Work instructions | Return nothing but the lines from the line containing "Read out every word on this page." through the last line of the records, reproduced exactly.

Stored records
============
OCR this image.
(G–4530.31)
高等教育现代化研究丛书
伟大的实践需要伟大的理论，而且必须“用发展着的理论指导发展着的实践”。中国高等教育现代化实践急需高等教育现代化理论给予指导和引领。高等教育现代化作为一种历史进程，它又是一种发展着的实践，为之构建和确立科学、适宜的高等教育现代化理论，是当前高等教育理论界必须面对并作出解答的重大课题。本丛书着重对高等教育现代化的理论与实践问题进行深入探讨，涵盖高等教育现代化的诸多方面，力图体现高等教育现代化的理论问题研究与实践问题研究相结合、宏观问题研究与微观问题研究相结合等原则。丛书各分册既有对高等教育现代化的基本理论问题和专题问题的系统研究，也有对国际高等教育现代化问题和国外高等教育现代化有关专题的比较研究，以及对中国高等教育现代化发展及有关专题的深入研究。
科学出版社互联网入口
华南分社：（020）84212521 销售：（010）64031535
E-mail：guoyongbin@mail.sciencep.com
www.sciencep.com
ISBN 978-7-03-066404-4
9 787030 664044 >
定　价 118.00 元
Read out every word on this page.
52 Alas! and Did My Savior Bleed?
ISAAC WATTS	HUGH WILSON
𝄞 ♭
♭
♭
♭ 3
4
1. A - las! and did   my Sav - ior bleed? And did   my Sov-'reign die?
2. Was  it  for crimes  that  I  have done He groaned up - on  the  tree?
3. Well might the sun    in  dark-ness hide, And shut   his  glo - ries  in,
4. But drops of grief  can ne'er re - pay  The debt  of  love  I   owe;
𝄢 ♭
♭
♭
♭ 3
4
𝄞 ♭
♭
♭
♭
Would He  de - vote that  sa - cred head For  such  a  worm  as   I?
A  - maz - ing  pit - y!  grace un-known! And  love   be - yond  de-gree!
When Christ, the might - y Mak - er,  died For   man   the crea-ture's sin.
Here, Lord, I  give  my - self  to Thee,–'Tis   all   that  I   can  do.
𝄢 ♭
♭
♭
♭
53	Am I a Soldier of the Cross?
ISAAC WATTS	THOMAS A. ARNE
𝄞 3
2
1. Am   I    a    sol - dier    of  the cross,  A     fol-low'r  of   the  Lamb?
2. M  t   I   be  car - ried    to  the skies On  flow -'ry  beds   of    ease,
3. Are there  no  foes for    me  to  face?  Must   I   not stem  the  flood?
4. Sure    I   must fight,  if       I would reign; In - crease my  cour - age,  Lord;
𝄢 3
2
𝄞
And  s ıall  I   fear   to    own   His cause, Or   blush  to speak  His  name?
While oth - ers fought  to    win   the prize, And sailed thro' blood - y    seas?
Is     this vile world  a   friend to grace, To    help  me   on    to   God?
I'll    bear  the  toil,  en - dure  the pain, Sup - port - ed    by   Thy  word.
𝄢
============
Answer in full |
Read out every word on this page.
52 Alas! and Did My Savior Bleed?
ISAAC WATTS	HUGH WILSON
𝄞 ♭
♭
♭
♭ 3
4
1. A - las! and did   my Sav - ior bleed? And did   my Sov-'reign die?
2. Was  it  for crimes  that  I  have done He groaned up - on  the  tree?
3. Well might the sun    in  dark-ness hide, And shut   his  glo - ries  in,
4. But drops of grief  can ne'er re - pay  The debt  of  love  I   owe;
𝄢 ♭
♭
♭
♭ 3
4
𝄞 ♭
♭
♭
♭
Would He  de - vote that  sa - cred head For  such  a  worm  as   I?
A  - maz - ing  pit - y!  grace un-known! And  love   be - yond  de-gree!
When Christ, the might - y Mak - er,  died For   man   the crea-ture's sin.
Here, Lord, I  give  my - self  to Thee,–'Tis   all   that  I   can  do.
𝄢 ♭
♭
♭
♭
53	Am I a Soldier of the Cross?
ISAAC WATTS	THOMAS A. ARNE
𝄞 3
2
1. Am   I    a    sol - dier    of  the cross,  A     fol-low'r  of   the  Lamb?
2. M  t   I   be  car - ried    to  the skies On  flow -'ry  beds   of    ease,
3. Are there  no  foes for    me  to  face?  Must   I   not stem  the  flood?
4. Sure    I   must fight,  if       I would reign; In - crease my  cour - age,  Lord;
𝄢 3
2
𝄞
And  s ıall  I   fear   to    own   His cause, Or   blush  to speak  His  name?
While oth - ers fought  to    win   the prize, And sailed thro' blood - y    seas?
Is     this vile world  a   friend to grace, To    help  me   on    to   God?
I'll    bear  the  toil,  en - dure  the pain, Sup - port - ed    by   Thy  word.
𝄢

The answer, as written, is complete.